-- BEGIN Records supplied --
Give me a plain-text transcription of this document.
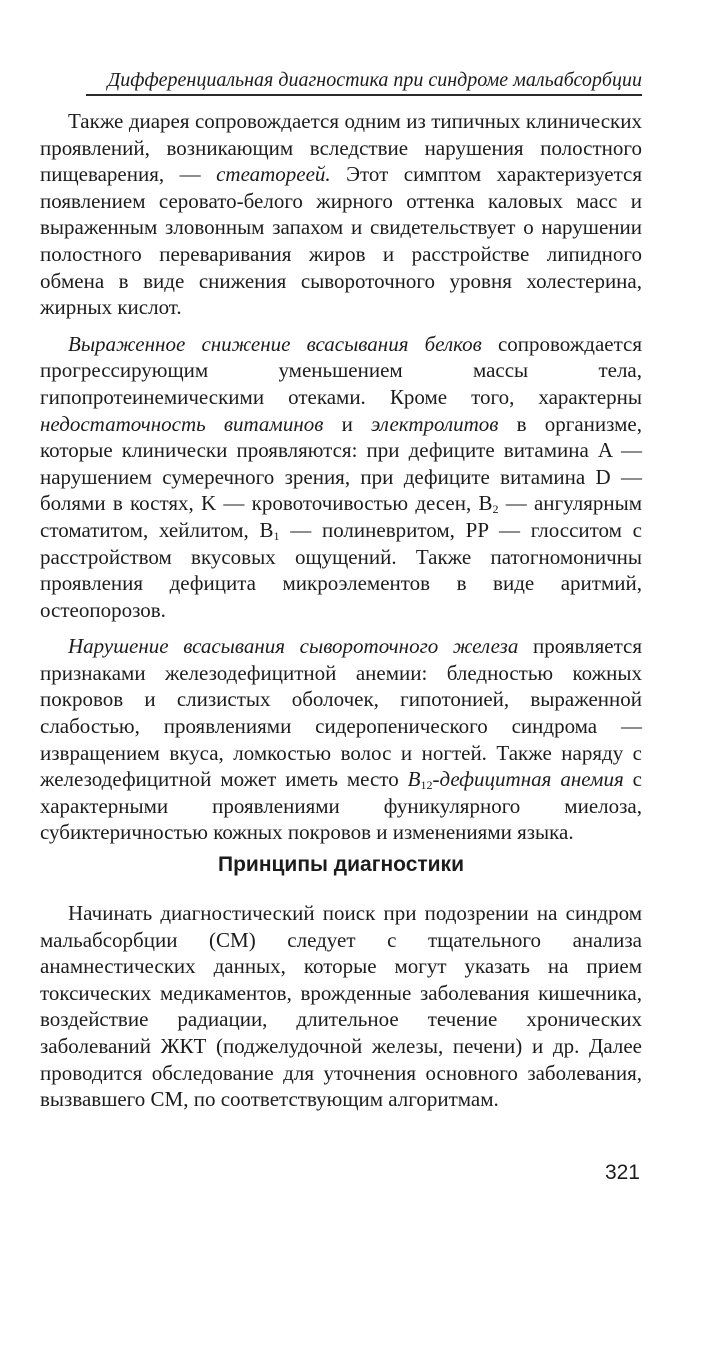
Дифференциальная диагностика при синдроме мальабсорбции

Также диарея сопровождается одним из типичных клинических проявлений, возникающим вследствие нарушения полостного пищеварения, — стеатореей. Этот симптом характеризуется появлением серовато-белого жирного оттенка каловых масс и выраженным зловонным запахом и свидетельствует о нарушении полостного переваривания жиров и расстройстве липидного обмена в виде снижения сывороточного уровня холестерина, жирных кислот.

Выраженное снижение всасывания белков сопровождается прогрессирующим уменьшением массы тела, гипопротеинемическими отеками. Кроме того, характерны недостаточность витаминов и электролитов в организме, которые клинически проявляются: при дефиците витамина A — нарушением сумеречного зрения, при дефиците витамина D — болями в костях, K — кровоточивостью десен, $B_2$ — ангулярным стоматитом, хейлитом, $B_1$ — полиневритом, PP — глосситом с расстройством вкусовых ощущений. Также патогномоничны проявления дефицита микроэлементов в виде аритмий, остеопорозов.

Нарушение всасывания сывороточного железа проявляется признаками железодефицитной анемии: бледностью кожных покровов и слизистых оболочек, гипотонией, выраженной слабостью, проявлениями сидеропенического синдрома — извращением вкуса, ломкостью волос и ногтей. Также наряду с железодефицитной может иметь место $B_{12}$-дефицитная анемия с характерными проявлениями фуникулярного миелоза, субиктеричностью кожных покровов и изменениями языка.

Принципы диагностики

Начинать диагностический поиск при подозрении на синдром мальабсорбции (СМ) следует с тщательного анализа анамнестических данных, которые могут указать на прием токсических медикаментов, врожденные заболевания кишечника, воздействие радиации, длительное течение хронических заболеваний ЖКТ (поджелудочной железы, печени) и др. Далее проводится обследование для уточнения основного заболевания, вызвавшего СМ, по соответствующим алгоритмам.

321
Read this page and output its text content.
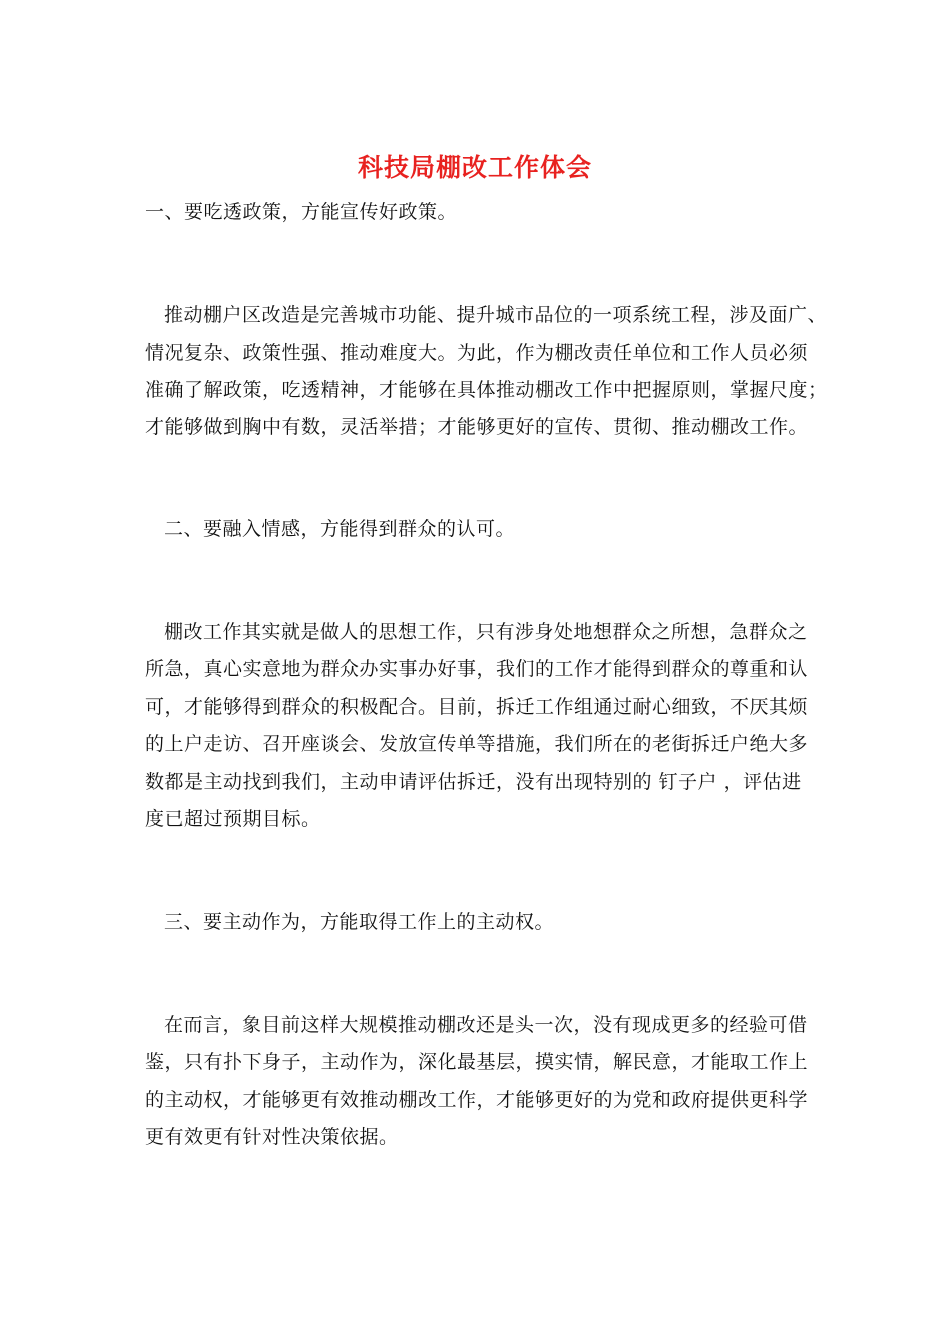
科技局棚改工作体会
一、要吃透政策，方能宣传好政策。
推动棚户区改造是完善城市功能、提升城市品位的一项系统工程，涉及面广、
情况复杂、政策性强、推动难度大。为此，作为棚改责任单位和工作人员必须
准确了解政策，吃透精神，才能够在具体推动棚改工作中把握原则，掌握尺度；
才能够做到胸中有数，灵活举措；才能够更好的宣传、贯彻、推动棚改工作。
二、要融入情感，方能得到群众的认可。
棚改工作其实就是做人的思想工作，只有涉身处地想群众之所想，急群众之
所急，真心实意地为群众办实事办好事，我们的工作才能得到群众的尊重和认
可，才能够得到群众的积极配合。目前，拆迁工作组通过耐心细致，不厌其烦
的上户走访、召开座谈会、发放宣传单等措施，我们所在的老街拆迁户绝大多
数都是主动找到我们，主动申请评估拆迁，没有出现特别的 钉子户 ，评估进
度已超过预期目标。
三、要主动作为，方能取得工作上的主动权。
在而言，象目前这样大规模推动棚改还是头一次，没有现成更多的经验可借
鉴，只有扑下身子，主动作为，深化最基层，摸实情，解民意，才能取工作上
的主动权，才能够更有效推动棚改工作，才能够更好的为党和政府提供更科学
更有效更有针对性决策依据。
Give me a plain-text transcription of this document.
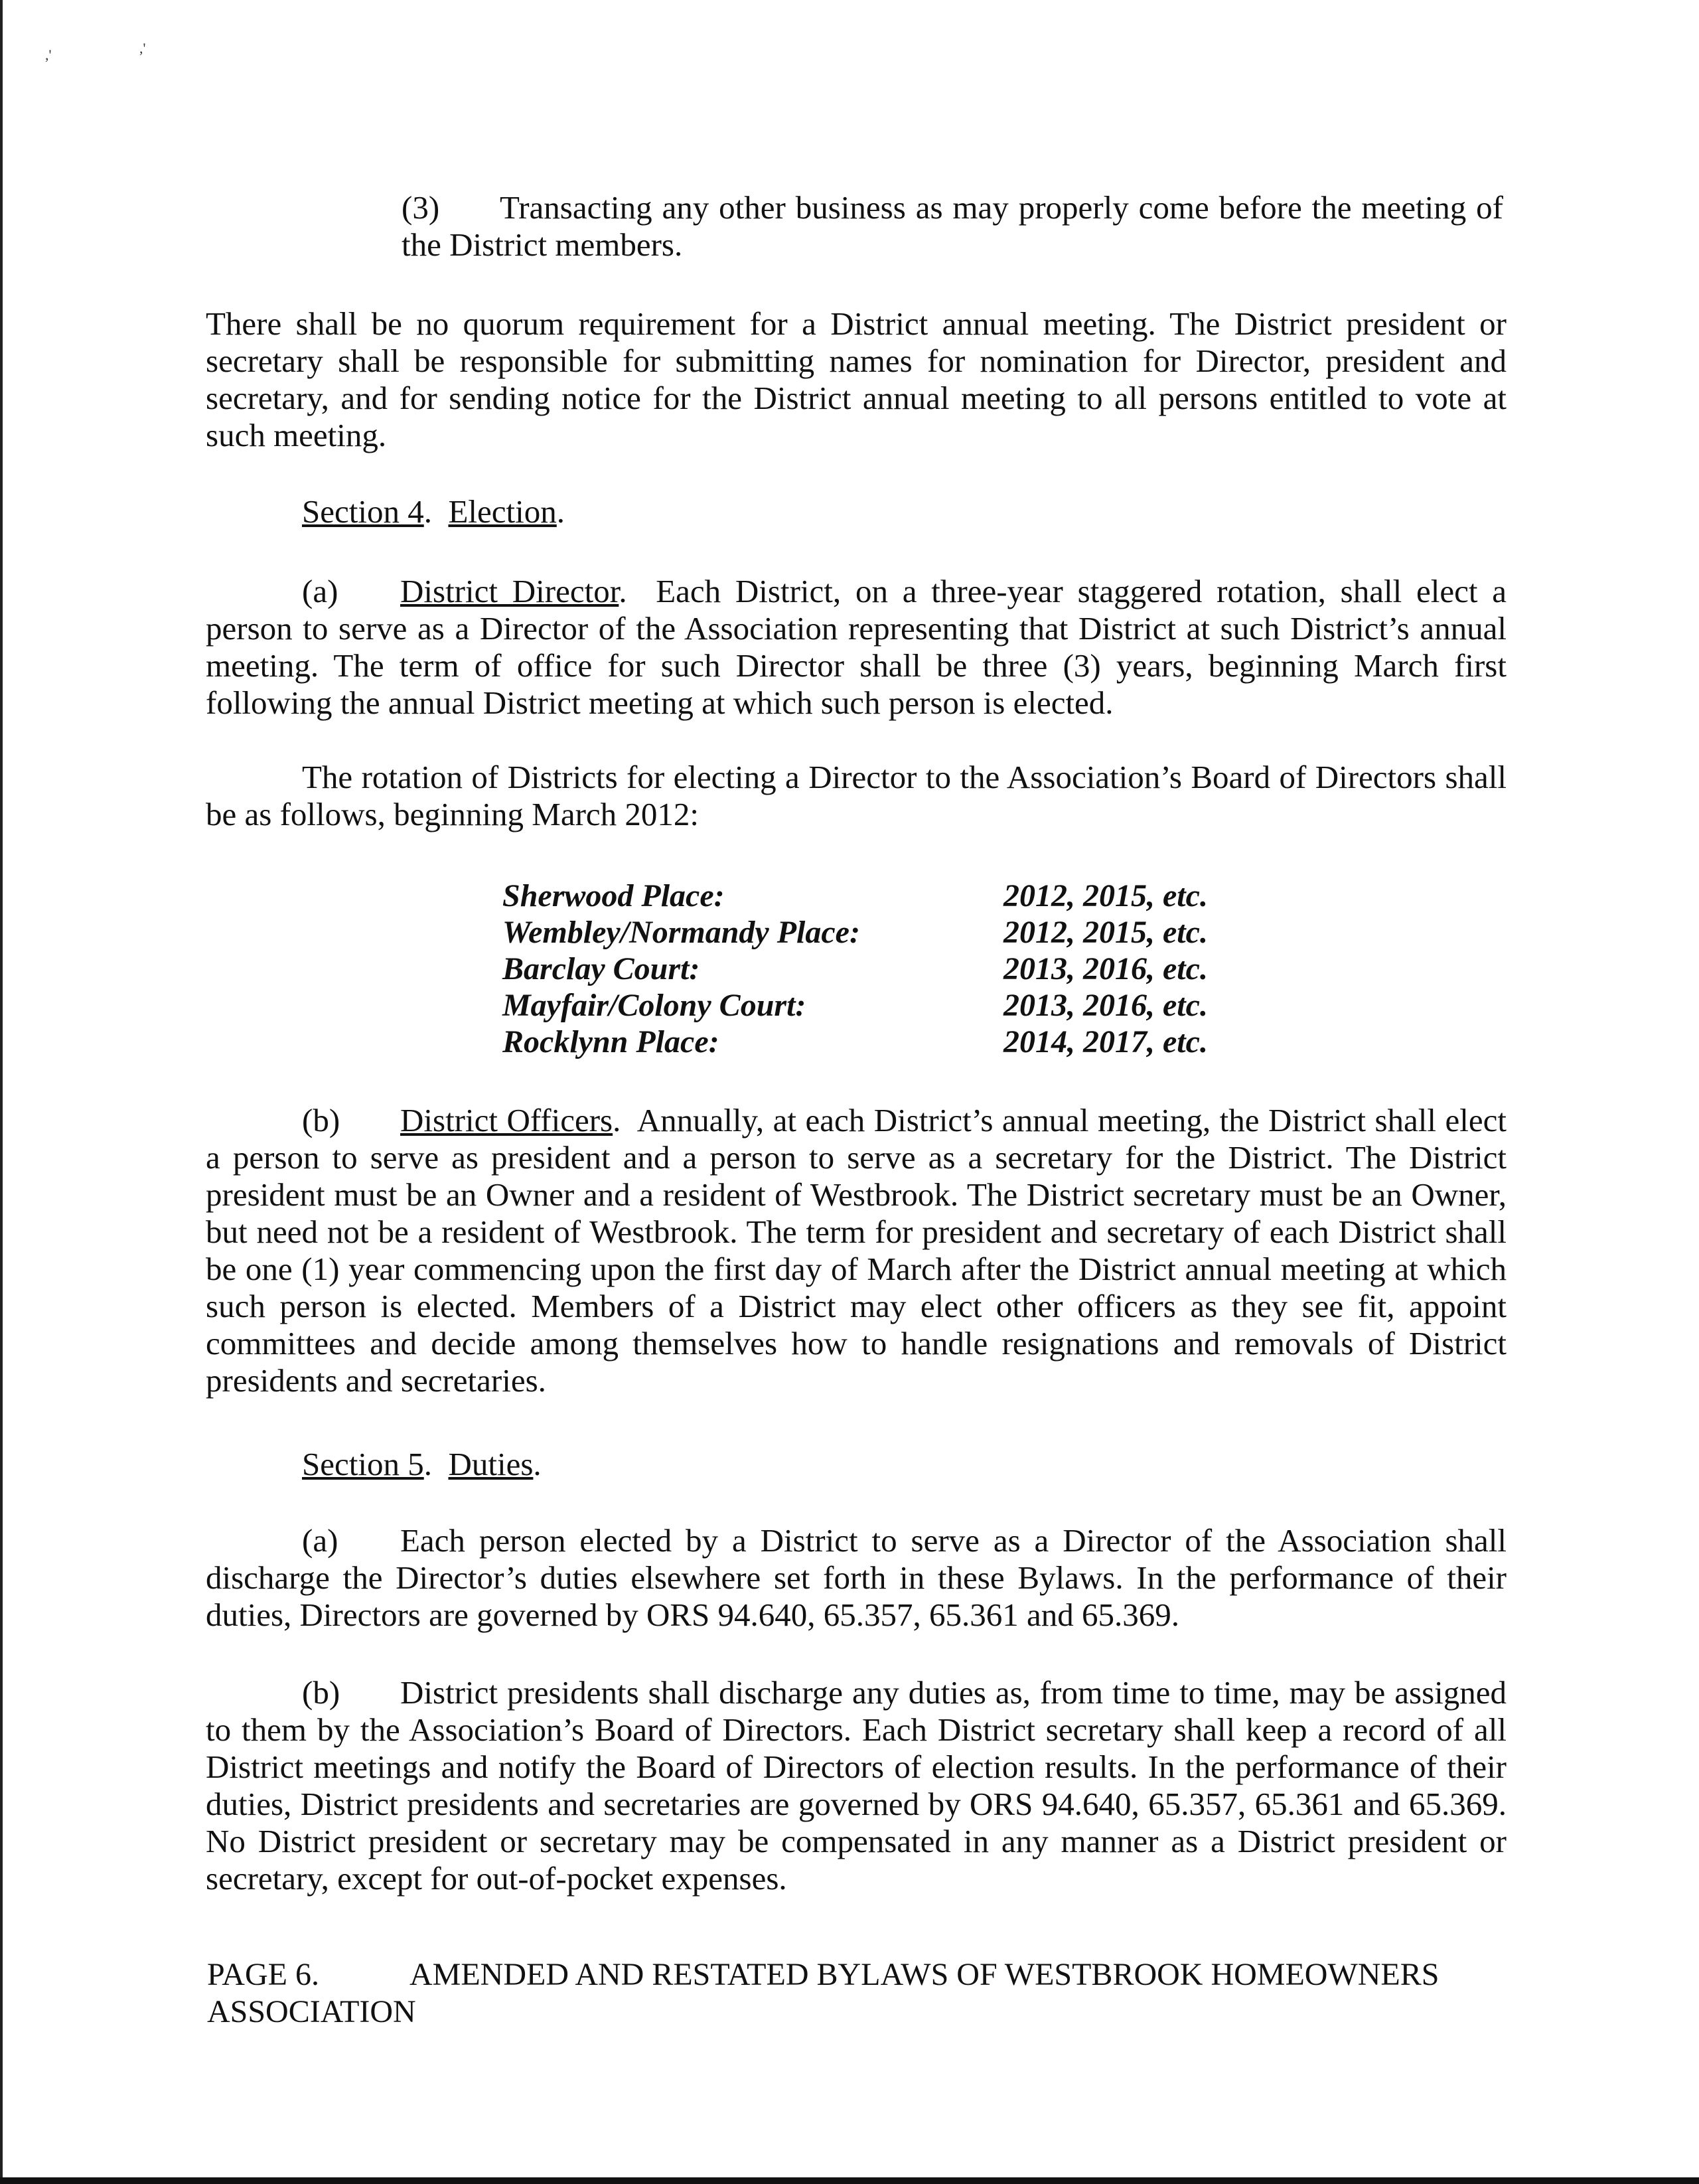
,'	,'

(3) Transacting any other business as may properly come before the meeting of the District members.

There shall be no quorum requirement for a District annual meeting. The District president or secretary shall be responsible for submitting names for nomination for Director, president and secretary, and for sending notice for the District annual meeting to all persons entitled to vote at such meeting.

Section 4.  Election.

(a) District Director.  Each District, on a three-year staggered rotation, shall elect a person to serve as a Director of the Association representing that District at such District’s annual meeting. The term of office for such Director shall be three (3) years, beginning March first following the annual District meeting at which such person is elected.

The rotation of Districts for electing a Director to the Association’s Board of Directors shall be as follows, beginning March 2012:

Sherwood Place:	2012, 2015, etc.
Wembley/Normandy Place:	2012, 2015, etc.
Barclay Court:	2013, 2016, etc.
Mayfair/Colony Court:	2013, 2016, etc.
Rocklynn Place:	2014, 2017, etc.

(b) District Officers.  Annually, at each District’s annual meeting, the District shall elect a person to serve as president and a person to serve as a secretary for the District. The District president must be an Owner and a resident of Westbrook. The District secretary must be an Owner, but need not be a resident of Westbrook. The term for president and secretary of each District shall be one (1) year commencing upon the first day of March after the District annual meeting at which such person is elected. Members of a District may elect other officers as they see fit, appoint committees and decide among themselves how to handle resignations and removals of District presidents and secretaries.

Section 5.  Duties.

(a) Each person elected by a District to serve as a Director of the Association shall discharge the Director’s duties elsewhere set forth in these Bylaws. In the performance of their duties, Directors are governed by ORS 94.640, 65.357, 65.361 and 65.369.

(b) District presidents shall discharge any duties as, from time to time, may be assigned to them by the Association’s Board of Directors. Each District secretary shall keep a record of all District meetings and notify the Board of Directors of election results. In the performance of their duties, District presidents and secretaries are governed by ORS 94.640, 65.357, 65.361 and 65.369. No District president or secretary may be compensated in any manner as a District president or secretary, except for out-of-pocket expenses.

PAGE 6.	AMENDED AND RESTATED BYLAWS OF WESTBROOK HOMEOWNERS ASSOCIATION
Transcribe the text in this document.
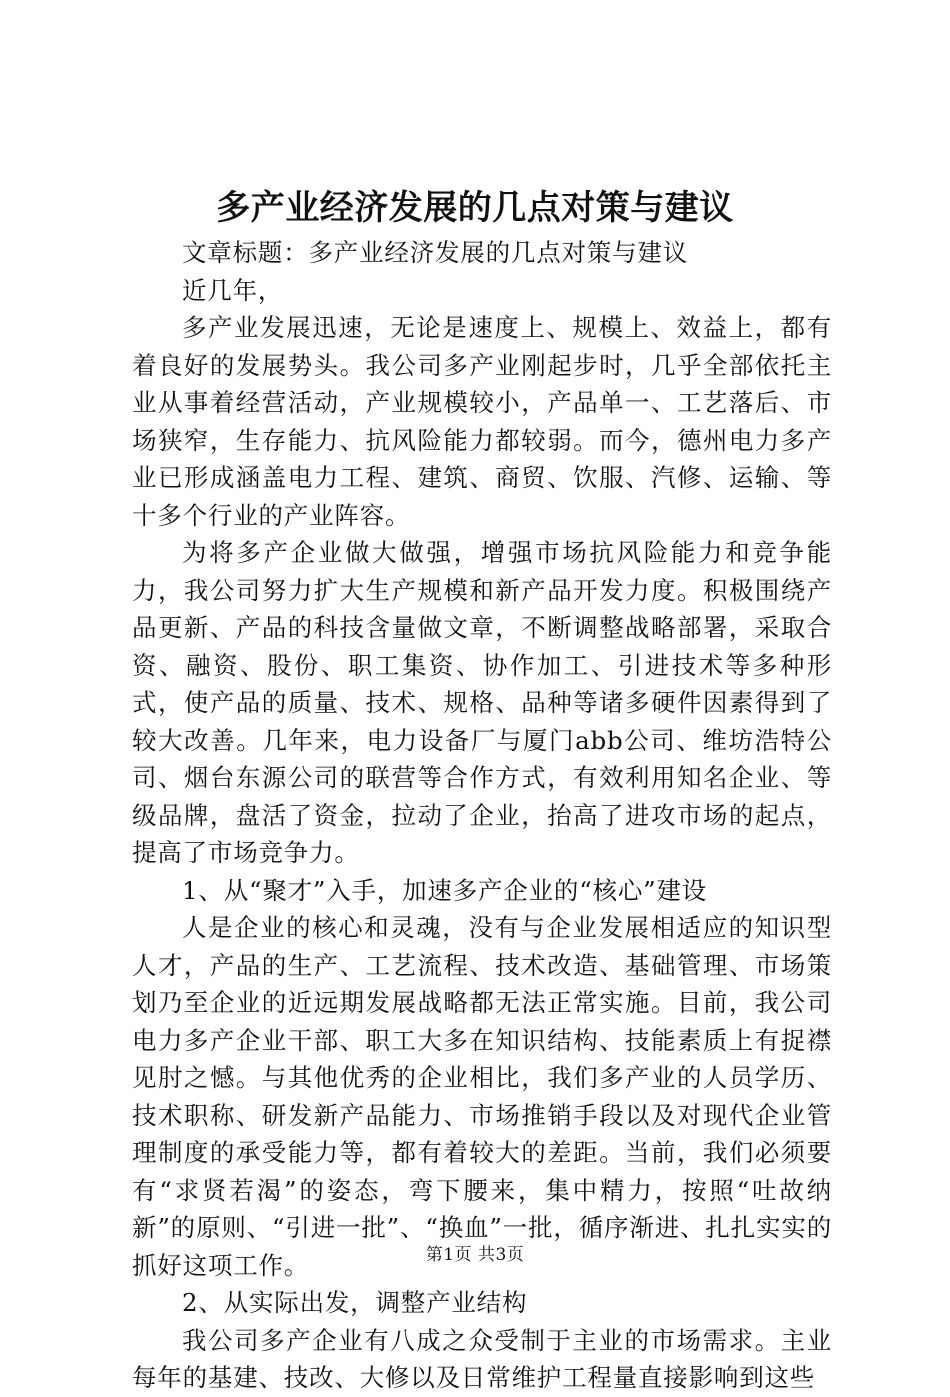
多产业经济发展的几点对策与建议

文章标题：多产业经济发展的几点对策与建议

近几年，

多产业发展迅速，无论是速度上、规模上、效益上，都有着良好的发展势头。我公司多产业刚起步时，几乎全部依托主业从事着经营活动，产业规模较小，产品单一、工艺落后、市场狭窄，生存能力、抗风险能力都较弱。而今，德州电力多产业已形成涵盖电力工程、建筑、商贸、饮服、汽修、运输、等十多个行业的产业阵容。

为将多产企业做大做强，增强市场抗风险能力和竞争能力，我公司努力扩大生产规模和新产品开发力度。积极围绕产品更新、产品的科技含量做文章，不断调整战略部署，采取合资、融资、股份、职工集资、协作加工、引进技术等多种形式，使产品的质量、技术、规格、品种等诸多硬件因素得到了较大改善。几年来，电力设备厂与厦门abb公司、维坊浩特公司、烟台东源公司的联营等合作方式，有效利用知名企业、等级品牌，盘活了资金，拉动了企业，抬高了进攻市场的起点，提高了市场竞争力。

1、从“聚才”入手，加速多产企业的“核心”建设

人是企业的核心和灵魂，没有与企业发展相适应的知识型人才，产品的生产、工艺流程、技术改造、基础管理、市场策划乃至企业的近远期发展战略都无法正常实施。目前，我公司电力多产企业干部、职工大多在知识结构、技能素质上有捉襟见肘之憾。与其他优秀的企业相比，我们多产业的人员学历、技术职称、研发新产品能力、市场推销手段以及对现代企业管理制度的承受能力等，都有着较大的差距。当前，我们必须要有“求贤若渴”的姿态，弯下腰来，集中精力，按照“吐故纳新”的原则、“引进一批”、“换血”一批，循序渐进、扎扎实实的抓好这项工作。

2、从实际出发，调整产业结构

我公司多产企业有八成之众受制于主业的市场需求。主业每年的基建、技改、大修以及日常维护工程量直接影响到这些

第1页 共3页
-- END Records supplied --
Among the lines above, how many contain the string "text"? State the number alone.

4